### Stated task
Below are some records. How many of their lines contain the string "也要读好书"? Give the number only.

### Exercise materials
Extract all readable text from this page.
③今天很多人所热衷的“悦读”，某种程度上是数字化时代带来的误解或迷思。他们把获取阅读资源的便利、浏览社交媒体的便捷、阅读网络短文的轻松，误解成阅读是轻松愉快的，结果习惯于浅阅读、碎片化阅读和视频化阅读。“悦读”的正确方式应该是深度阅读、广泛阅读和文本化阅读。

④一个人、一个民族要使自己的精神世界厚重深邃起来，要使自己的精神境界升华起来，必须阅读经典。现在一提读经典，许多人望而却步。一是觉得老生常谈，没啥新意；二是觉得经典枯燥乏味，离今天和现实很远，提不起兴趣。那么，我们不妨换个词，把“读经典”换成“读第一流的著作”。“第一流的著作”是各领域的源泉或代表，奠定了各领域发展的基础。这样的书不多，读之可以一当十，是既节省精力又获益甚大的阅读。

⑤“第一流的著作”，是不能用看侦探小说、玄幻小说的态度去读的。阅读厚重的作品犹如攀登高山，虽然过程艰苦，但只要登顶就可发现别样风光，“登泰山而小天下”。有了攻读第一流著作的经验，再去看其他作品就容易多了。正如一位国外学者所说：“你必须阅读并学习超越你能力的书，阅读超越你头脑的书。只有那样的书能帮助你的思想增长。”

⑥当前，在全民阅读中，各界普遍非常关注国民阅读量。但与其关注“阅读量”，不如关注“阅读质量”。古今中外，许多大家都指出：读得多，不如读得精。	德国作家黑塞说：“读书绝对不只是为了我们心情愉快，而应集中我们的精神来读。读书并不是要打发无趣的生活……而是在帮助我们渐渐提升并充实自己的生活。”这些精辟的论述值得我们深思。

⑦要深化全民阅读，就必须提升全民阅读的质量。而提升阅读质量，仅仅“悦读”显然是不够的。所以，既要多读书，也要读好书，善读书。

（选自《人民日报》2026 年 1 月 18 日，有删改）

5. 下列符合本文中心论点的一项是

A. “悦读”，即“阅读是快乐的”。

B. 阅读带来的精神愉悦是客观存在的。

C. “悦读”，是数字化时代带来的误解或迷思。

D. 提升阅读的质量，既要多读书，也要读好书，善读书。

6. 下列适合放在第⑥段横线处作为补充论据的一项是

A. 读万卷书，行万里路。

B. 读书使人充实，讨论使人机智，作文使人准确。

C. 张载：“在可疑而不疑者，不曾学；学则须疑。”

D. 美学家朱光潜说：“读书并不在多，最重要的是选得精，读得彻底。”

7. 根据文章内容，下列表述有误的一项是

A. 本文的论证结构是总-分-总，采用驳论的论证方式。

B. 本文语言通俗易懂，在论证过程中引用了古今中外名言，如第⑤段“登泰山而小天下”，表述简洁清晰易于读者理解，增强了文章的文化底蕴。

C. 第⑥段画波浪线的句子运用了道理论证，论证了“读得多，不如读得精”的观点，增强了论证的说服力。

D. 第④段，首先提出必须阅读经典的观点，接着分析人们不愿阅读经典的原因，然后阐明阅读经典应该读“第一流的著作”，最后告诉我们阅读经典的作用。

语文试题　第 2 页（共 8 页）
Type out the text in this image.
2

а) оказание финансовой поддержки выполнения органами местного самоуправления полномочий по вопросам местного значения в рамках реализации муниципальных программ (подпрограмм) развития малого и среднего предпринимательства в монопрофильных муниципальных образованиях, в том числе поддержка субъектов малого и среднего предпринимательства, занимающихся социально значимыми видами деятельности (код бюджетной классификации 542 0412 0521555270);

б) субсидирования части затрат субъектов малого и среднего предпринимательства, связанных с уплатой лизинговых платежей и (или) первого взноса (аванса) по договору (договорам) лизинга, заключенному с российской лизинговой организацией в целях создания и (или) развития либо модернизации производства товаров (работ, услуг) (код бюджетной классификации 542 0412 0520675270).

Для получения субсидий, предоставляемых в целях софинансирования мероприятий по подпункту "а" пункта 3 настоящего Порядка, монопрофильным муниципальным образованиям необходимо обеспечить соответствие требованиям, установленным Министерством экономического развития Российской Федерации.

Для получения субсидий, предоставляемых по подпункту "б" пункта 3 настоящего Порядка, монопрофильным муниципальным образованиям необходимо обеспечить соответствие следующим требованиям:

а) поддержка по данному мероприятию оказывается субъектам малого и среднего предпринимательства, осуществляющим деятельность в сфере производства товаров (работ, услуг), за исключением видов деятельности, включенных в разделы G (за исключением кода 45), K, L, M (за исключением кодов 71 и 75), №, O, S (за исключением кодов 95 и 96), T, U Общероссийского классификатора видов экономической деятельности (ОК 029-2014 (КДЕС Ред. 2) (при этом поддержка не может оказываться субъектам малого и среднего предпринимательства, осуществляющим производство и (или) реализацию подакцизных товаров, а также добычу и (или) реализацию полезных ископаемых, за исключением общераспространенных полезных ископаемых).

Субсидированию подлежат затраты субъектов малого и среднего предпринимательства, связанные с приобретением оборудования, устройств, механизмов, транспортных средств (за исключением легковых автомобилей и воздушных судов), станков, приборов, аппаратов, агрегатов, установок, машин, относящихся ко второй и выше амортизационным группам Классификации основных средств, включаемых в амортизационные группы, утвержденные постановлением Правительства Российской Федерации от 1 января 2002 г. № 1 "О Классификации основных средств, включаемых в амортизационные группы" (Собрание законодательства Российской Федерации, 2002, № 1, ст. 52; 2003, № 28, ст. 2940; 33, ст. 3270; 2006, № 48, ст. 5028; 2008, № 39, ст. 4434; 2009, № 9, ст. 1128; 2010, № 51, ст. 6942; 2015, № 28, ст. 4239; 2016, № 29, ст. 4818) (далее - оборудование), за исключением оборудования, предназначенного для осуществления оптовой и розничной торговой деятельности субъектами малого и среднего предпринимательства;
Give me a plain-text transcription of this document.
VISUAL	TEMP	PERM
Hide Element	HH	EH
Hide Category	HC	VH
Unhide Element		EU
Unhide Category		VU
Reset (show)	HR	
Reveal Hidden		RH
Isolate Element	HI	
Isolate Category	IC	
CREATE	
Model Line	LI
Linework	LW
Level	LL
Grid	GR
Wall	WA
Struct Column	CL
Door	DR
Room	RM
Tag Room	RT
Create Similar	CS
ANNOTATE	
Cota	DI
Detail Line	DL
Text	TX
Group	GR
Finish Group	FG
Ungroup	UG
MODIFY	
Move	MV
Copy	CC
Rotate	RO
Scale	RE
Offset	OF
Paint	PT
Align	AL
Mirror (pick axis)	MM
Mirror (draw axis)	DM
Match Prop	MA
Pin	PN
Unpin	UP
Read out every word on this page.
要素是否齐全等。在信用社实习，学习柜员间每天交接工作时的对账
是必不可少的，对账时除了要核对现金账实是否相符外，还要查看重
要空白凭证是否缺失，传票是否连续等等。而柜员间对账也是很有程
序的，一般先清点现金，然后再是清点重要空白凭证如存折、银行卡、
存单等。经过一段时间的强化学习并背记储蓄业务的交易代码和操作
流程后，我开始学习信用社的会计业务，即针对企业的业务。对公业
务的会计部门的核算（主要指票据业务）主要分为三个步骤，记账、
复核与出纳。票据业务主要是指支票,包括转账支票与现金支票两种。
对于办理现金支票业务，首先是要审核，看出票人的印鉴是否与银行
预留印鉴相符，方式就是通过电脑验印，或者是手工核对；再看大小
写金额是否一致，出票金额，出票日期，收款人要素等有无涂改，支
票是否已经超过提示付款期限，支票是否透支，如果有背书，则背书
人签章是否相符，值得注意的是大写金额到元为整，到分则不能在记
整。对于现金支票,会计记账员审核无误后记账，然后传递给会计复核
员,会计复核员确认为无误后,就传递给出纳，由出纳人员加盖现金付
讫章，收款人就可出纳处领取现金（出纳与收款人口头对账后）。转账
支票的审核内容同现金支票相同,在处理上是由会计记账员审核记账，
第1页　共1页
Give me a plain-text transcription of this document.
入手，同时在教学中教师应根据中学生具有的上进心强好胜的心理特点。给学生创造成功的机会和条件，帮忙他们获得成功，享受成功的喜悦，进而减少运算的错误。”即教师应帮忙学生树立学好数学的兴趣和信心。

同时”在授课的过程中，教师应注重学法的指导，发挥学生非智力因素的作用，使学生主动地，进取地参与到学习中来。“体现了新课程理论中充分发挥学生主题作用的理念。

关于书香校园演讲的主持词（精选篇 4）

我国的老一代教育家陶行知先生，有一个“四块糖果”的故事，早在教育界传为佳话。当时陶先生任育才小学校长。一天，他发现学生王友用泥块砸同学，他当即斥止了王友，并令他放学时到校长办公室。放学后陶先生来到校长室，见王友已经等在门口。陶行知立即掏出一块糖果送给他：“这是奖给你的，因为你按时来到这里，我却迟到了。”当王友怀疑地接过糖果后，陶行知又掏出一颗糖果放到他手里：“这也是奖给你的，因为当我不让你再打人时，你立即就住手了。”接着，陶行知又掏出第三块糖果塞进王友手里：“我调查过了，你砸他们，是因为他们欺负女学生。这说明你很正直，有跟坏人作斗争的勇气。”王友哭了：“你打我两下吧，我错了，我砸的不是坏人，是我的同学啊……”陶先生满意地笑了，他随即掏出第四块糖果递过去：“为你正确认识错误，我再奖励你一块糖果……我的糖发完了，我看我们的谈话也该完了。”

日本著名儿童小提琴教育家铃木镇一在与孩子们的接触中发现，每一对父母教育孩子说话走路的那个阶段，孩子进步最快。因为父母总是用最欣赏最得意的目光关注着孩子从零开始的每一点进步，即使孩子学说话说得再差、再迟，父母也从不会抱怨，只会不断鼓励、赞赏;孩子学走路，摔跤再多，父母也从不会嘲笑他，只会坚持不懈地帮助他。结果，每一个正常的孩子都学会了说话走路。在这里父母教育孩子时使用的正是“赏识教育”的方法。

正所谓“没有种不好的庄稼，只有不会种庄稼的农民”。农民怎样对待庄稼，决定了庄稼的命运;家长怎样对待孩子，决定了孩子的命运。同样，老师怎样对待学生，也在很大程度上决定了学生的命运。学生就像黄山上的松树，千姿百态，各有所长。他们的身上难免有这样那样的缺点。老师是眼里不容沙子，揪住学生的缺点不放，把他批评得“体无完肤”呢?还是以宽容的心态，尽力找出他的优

### Answer to the exercise
2